Look for the string "name" in the lines and copy each line that has it.

======

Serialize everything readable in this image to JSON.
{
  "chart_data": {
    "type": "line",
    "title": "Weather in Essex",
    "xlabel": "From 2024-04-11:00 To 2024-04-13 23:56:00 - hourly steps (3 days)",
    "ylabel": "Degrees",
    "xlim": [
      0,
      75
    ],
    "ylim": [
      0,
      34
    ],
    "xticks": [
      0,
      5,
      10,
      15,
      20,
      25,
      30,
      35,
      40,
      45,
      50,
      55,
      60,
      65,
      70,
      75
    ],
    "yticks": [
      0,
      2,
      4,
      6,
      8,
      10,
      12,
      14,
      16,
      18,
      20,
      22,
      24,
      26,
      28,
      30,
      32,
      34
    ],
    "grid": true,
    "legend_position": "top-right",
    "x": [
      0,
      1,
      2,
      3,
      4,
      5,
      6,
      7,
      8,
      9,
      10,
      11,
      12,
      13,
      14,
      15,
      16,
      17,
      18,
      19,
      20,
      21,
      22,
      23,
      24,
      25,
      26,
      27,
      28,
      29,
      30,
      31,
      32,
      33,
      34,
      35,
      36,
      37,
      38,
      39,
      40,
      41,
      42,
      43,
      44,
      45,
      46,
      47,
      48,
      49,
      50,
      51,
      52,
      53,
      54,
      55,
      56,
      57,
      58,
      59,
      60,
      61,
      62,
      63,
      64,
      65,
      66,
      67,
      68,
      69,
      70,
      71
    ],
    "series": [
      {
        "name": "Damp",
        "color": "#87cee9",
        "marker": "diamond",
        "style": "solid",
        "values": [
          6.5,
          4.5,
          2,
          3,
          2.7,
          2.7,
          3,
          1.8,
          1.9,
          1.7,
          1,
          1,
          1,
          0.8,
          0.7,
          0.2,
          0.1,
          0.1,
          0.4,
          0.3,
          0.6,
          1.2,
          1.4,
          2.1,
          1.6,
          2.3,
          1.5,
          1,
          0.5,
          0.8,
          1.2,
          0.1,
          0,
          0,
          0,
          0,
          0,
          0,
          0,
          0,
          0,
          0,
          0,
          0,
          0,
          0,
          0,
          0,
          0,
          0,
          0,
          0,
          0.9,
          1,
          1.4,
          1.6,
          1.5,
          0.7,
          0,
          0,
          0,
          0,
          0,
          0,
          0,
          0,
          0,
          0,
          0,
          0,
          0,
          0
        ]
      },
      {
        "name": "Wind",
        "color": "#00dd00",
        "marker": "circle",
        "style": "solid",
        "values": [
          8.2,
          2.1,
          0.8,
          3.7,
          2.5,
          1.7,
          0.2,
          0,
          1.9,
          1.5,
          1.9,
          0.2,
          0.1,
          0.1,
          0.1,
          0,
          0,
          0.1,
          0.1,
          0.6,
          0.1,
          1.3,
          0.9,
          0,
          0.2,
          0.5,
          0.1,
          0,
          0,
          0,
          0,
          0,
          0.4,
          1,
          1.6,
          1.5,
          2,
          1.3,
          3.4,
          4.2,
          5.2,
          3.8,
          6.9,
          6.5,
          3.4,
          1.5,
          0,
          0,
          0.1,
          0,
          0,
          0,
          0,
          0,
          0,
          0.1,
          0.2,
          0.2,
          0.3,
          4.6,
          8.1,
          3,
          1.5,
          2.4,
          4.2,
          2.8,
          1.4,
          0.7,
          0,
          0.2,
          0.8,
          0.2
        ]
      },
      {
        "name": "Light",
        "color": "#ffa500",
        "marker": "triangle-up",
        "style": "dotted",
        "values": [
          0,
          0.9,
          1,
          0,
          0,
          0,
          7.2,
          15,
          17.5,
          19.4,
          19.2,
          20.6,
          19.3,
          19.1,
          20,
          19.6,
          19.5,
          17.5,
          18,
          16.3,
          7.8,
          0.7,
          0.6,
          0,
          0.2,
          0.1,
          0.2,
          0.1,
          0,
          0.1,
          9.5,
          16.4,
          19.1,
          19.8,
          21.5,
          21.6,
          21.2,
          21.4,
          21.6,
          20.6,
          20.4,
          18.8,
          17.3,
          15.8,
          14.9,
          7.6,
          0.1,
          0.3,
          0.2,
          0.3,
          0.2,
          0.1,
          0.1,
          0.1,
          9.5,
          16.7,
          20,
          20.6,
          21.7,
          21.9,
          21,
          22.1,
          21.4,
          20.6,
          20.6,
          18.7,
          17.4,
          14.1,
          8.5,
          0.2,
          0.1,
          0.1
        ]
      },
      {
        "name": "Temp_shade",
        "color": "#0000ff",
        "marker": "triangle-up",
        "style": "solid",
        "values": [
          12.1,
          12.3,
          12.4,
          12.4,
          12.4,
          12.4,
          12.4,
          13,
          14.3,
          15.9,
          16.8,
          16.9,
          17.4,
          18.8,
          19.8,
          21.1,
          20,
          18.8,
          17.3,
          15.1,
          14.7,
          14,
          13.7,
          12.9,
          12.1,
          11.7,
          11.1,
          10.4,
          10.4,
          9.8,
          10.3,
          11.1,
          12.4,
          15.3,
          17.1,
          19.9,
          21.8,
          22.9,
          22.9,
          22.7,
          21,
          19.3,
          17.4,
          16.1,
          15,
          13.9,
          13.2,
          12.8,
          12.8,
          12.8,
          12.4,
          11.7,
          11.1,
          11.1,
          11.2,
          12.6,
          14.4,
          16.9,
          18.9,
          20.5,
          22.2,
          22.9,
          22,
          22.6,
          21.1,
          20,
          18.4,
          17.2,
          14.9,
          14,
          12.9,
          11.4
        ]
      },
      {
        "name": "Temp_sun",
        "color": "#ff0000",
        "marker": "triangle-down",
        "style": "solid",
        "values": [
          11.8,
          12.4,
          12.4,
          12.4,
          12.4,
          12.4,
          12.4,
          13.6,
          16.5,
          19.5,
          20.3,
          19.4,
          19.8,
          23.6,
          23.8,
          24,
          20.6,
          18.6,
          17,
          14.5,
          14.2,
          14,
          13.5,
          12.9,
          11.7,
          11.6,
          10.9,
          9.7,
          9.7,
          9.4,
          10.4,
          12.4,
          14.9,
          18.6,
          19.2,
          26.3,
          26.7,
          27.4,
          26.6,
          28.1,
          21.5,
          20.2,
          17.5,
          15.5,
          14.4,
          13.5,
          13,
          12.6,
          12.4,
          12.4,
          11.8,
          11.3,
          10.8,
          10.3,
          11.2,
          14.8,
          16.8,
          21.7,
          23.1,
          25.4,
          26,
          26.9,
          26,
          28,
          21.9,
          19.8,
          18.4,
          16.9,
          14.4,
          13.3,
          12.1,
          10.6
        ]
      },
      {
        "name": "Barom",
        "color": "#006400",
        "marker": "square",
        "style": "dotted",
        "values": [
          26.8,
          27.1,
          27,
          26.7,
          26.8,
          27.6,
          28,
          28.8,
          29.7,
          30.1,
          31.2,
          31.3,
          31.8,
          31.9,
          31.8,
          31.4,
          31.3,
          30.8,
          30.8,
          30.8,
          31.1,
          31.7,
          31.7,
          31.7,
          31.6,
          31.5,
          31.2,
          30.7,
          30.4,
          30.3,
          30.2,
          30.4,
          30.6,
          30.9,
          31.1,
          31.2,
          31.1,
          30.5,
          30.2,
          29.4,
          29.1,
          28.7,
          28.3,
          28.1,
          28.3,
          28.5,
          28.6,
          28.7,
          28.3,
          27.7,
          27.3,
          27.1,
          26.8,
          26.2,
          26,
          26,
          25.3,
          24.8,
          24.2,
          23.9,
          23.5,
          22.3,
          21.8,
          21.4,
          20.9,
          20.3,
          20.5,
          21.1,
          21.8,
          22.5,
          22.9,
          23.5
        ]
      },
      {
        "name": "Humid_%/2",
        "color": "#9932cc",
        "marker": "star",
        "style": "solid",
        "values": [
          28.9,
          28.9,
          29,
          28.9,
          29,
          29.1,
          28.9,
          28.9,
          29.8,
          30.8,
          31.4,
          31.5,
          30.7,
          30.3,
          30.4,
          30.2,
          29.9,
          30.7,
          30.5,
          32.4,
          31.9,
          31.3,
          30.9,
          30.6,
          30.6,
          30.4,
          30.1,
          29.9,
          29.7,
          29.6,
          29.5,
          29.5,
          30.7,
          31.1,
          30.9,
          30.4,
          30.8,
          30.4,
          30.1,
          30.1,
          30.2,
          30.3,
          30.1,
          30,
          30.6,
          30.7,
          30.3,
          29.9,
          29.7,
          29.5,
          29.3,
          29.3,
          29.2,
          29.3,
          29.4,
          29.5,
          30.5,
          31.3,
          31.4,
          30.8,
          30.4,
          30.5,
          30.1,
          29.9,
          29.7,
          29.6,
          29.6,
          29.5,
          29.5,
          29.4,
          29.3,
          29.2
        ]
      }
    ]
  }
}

======

## EXPECTED OUTPUT
        "name": "Damp",
        "name": "Wind",
        "name": "Light",
        "name": "Temp_shade",
        "name": "Temp_sun",
        "name": "Barom",
        "name": "Humid_%/2",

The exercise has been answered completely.